- _Exercise directions_: Arrange every row below as a numbered list, leaving out any blank lines.

- _Input rows_:
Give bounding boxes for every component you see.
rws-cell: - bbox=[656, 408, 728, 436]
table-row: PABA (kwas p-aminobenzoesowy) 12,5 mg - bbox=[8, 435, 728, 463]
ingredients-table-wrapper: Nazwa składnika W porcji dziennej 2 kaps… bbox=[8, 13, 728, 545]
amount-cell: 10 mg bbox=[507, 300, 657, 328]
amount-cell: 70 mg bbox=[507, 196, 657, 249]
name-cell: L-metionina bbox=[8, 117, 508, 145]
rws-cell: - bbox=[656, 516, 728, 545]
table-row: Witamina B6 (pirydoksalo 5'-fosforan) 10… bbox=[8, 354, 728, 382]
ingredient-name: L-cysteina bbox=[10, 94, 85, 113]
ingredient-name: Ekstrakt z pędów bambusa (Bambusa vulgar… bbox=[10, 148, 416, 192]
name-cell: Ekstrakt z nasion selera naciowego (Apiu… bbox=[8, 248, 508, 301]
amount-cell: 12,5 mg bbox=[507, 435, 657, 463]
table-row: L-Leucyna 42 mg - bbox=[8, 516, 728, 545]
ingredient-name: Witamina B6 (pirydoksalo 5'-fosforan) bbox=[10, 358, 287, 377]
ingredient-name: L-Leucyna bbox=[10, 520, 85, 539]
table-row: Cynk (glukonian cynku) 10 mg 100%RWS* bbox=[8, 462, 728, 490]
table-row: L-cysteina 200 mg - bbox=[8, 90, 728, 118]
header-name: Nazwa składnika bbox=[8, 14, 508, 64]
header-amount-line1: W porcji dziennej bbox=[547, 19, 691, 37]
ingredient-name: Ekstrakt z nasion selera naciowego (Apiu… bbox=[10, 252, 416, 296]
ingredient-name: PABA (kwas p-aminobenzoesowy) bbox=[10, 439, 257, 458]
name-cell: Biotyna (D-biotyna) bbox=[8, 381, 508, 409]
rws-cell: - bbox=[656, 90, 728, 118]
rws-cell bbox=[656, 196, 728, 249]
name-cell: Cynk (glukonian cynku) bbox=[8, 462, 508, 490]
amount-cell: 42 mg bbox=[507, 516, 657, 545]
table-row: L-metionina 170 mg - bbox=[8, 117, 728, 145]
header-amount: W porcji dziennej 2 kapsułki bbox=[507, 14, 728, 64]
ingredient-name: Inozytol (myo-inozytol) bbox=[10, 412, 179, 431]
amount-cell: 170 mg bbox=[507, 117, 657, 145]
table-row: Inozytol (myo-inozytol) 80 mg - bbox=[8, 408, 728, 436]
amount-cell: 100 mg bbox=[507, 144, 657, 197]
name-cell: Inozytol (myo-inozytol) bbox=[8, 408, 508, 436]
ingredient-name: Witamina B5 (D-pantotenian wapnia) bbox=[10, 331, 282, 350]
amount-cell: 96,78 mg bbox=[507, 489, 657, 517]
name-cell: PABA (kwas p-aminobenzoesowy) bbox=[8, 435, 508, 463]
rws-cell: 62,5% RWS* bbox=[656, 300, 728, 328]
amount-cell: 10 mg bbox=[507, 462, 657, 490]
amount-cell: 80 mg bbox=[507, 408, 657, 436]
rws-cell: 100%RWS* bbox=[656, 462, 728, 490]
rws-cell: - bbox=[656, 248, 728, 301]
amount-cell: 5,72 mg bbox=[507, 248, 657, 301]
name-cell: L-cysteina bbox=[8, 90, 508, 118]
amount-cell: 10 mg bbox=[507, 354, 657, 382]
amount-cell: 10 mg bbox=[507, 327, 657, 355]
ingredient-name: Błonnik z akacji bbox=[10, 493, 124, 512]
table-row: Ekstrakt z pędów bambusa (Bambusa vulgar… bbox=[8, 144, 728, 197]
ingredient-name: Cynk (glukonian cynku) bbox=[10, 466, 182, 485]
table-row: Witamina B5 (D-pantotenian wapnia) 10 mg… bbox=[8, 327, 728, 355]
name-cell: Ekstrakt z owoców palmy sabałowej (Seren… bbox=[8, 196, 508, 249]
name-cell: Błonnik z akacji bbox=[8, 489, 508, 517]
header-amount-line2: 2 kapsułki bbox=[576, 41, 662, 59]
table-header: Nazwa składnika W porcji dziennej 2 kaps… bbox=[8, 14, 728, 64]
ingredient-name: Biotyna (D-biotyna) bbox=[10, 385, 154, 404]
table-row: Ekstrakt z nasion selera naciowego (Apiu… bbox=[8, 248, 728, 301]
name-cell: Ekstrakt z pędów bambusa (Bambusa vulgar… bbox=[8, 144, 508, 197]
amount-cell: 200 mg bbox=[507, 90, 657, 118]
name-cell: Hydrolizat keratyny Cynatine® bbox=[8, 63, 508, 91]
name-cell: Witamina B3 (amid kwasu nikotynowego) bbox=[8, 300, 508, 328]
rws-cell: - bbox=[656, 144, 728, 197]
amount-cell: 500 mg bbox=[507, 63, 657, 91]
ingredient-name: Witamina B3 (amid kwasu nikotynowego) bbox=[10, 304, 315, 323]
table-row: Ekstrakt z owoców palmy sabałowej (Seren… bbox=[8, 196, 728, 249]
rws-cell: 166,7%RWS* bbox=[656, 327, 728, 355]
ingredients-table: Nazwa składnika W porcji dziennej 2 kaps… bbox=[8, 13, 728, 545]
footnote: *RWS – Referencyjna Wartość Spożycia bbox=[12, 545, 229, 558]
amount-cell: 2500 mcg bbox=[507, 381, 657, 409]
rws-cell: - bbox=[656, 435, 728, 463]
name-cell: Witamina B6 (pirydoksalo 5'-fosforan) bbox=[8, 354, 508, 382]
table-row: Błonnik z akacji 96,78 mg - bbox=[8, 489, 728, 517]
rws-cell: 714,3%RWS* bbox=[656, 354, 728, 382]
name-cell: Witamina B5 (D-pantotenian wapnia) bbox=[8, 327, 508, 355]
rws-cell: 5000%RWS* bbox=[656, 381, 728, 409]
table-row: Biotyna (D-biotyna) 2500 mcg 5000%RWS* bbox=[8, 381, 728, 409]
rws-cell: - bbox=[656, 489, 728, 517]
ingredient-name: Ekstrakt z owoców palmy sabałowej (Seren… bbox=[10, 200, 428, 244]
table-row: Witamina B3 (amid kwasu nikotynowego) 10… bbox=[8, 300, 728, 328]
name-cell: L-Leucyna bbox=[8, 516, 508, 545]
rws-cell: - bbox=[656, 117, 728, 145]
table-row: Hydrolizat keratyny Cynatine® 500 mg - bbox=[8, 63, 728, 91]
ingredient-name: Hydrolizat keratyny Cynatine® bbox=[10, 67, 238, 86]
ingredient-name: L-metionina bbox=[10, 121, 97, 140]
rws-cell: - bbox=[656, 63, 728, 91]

- _Output for this task_:
1. Give bounding boxes for every component you see.
2. rws-cell: - bbox=[656, 408, 728, 436]
3. table-row: PABA (kwas p-aminobenzoesowy) 12,5 mg - bbox=[8, 435, 728, 463]
4. ingredients-table-wrapper: Nazwa składnika W porcji dziennej 2 kaps… bbox=[8, 13, 728, 545]
5. amount-cell: 10 mg bbox=[507, 300, 657, 328]
6. amount-cell: 70 mg bbox=[507, 196, 657, 249]
7. name-cell: L-metionina bbox=[8, 117, 508, 145]
8. rws-cell: - bbox=[656, 516, 728, 545]
9. table-row: Witamina B6 (pirydoksalo 5'-fosforan) 10… bbox=[8, 354, 728, 382]
10. ingredient-name: L-cysteina bbox=[10, 94, 85, 113]
11. ingredient-name: Ekstrakt z pędów bambusa (Bambusa vulgar… bbox=[10, 148, 416, 192]
12. name-cell: Ekstrakt z nasion selera naciowego (Apiu… bbox=[8, 248, 508, 301]
13. amount-cell: 12,5 mg bbox=[507, 435, 657, 463]
14. table-row: L-Leucyna 42 mg - bbox=[8, 516, 728, 545]
15. ingredient-name: Witamina B6 (pirydoksalo 5'-fosforan) bbox=[10, 358, 287, 377]
16. ingredient-name: L-Leucyna bbox=[10, 520, 85, 539]
17. table-row: Cynk (glukonian cynku) 10 mg 100%RWS* bbox=[8, 462, 728, 490]
18. table-row: L-cysteina 200 mg - bbox=[8, 90, 728, 118]
19. header-name: Nazwa składnika bbox=[8, 14, 508, 64]
20. header-amount-line1: W porcji dziennej bbox=[547, 19, 691, 37]
21. ingredient-name: Ekstrakt z nasion selera naciowego (Apiu… bbox=[10, 252, 416, 296]
22. ingredient-name: PABA (kwas p-aminobenzoesowy) bbox=[10, 439, 257, 458]
23. name-cell: Biotyna (D-biotyna) bbox=[8, 381, 508, 409]
24. rws-cell: - bbox=[656, 90, 728, 118]
25. rws-cell bbox=[656, 196, 728, 249]
26. name-cell: Cynk (glukonian cynku) bbox=[8, 462, 508, 490]
27. amount-cell: 42 mg bbox=[507, 516, 657, 545]
28. table-row: L-metionina 170 mg - bbox=[8, 117, 728, 145]
29. header-amount: W porcji dziennej 2 kapsułki bbox=[507, 14, 728, 64]
30. ingredient-name: Inozytol (myo-inozytol) bbox=[10, 412, 179, 431]
31. amount-cell: 170 mg bbox=[507, 117, 657, 145]
32. table-row: Inozytol (myo-inozytol) 80 mg - bbox=[8, 408, 728, 436]
33. amount-cell: 100 mg bbox=[507, 144, 657, 197]
34. name-cell: Inozytol (myo-inozytol) bbox=[8, 408, 508, 436]
35. ingredient-name: Witamina B5 (D-pantotenian wapnia) bbox=[10, 331, 282, 350]
36. amount-cell: 96,78 mg bbox=[507, 489, 657, 517]
37. name-cell: PABA (kwas p-aminobenzoesowy) bbox=[8, 435, 508, 463]
38. rws-cell: 62,5% RWS* bbox=[656, 300, 728, 328]
39. amount-cell: 10 mg bbox=[507, 462, 657, 490]
40. amount-cell: 80 mg bbox=[507, 408, 657, 436]
41. rws-cell: 100%RWS* bbox=[656, 462, 728, 490]
42. rws-cell: - bbox=[656, 248, 728, 301]
43. amount-cell: 5,72 mg bbox=[507, 248, 657, 301]
44. name-cell: L-cysteina bbox=[8, 90, 508, 118]
45. amount-cell: 10 mg bbox=[507, 354, 657, 382]
46. amount-cell: 10 mg bbox=[507, 327, 657, 355]
47. ingredient-name: Błonnik z akacji bbox=[10, 493, 124, 512]
48. table-row: Ekstrakt z pędów bambusa (Bambusa vulgar… bbox=[8, 144, 728, 197]
49. ingredient-name: Cynk (glukonian cynku) bbox=[10, 466, 182, 485]
50. table-row: Witamina B5 (D-pantotenian wapnia) 10 mg… bbox=[8, 327, 728, 355]
51. name-cell: Ekstrakt z owoców palmy sabałowej (Seren… bbox=[8, 196, 508, 249]
52. name-cell: Błonnik z akacji bbox=[8, 489, 508, 517]
53. header-amount-line2: 2 kapsułki bbox=[576, 41, 662, 59]
54. table-header: Nazwa składnika W porcji dziennej 2 kaps… bbox=[8, 14, 728, 64]
55. ingredient-name: Biotyna (D-biotyna) bbox=[10, 385, 154, 404]
56. table-row: Ekstrakt z nasion selera naciowego (Apiu… bbox=[8, 248, 728, 301]
57. name-cell: Ekstrakt z pędów bambusa (Bambusa vulgar… bbox=[8, 144, 508, 197]
58. amount-cell: 200 mg bbox=[507, 90, 657, 118]
59. name-cell: Hydrolizat keratyny Cynatine® bbox=[8, 63, 508, 91]
60. name-cell: Witamina B3 (amid kwasu nikotynowego) bbox=[8, 300, 508, 328]
61. rws-cell: - bbox=[656, 144, 728, 197]
62. amount-cell: 500 mg bbox=[507, 63, 657, 91]
63. ingredient-name: Witamina B3 (amid kwasu nikotynowego) bbox=[10, 304, 315, 323]
64. table-row: Ekstrakt z owoców palmy sabałowej (Seren… bbox=[8, 196, 728, 249]
65. rws-cell: 166,7%RWS* bbox=[656, 327, 728, 355]
66. ingredients-table: Nazwa składnika W porcji dziennej 2 kaps… bbox=[8, 13, 728, 545]
67. footnote: *RWS – Referencyjna Wartość Spożycia bbox=[12, 545, 229, 558]
68. amount-cell: 2500 mcg bbox=[507, 381, 657, 409]
69. rws-cell: - bbox=[656, 435, 728, 463]
70. name-cell: Witamina B6 (pirydoksalo 5'-fosforan) bbox=[8, 354, 508, 382]
71. table-row: Błonnik z akacji 96,78 mg - bbox=[8, 489, 728, 517]
72. rws-cell: 714,3%RWS* bbox=[656, 354, 728, 382]
73. name-cell: Witamina B5 (D-pantotenian wapnia) bbox=[8, 327, 508, 355]
74. rws-cell: 5000%RWS* bbox=[656, 381, 728, 409]
75. table-row: Biotyna (D-biotyna) 2500 mcg 5000%RWS* bbox=[8, 381, 728, 409]
76. rws-cell: - bbox=[656, 489, 728, 517]
77. ingredient-name: Ekstrakt z owoców palmy sabałowej (Seren… bbox=[10, 200, 428, 244]
78. table-row: Witamina B3 (amid kwasu nikotynowego) 10… bbox=[8, 300, 728, 328]
79. name-cell: L-Leucyna bbox=[8, 516, 508, 545]
80. rws-cell: - bbox=[656, 117, 728, 145]
81. table-row: Hydrolizat keratyny Cynatine® 500 mg - bbox=[8, 63, 728, 91]
82. ingredient-name: Hydrolizat keratyny Cynatine® bbox=[10, 67, 238, 86]
83. ingredient-name: L-metionina bbox=[10, 121, 97, 140]
84. rws-cell: - bbox=[656, 63, 728, 91]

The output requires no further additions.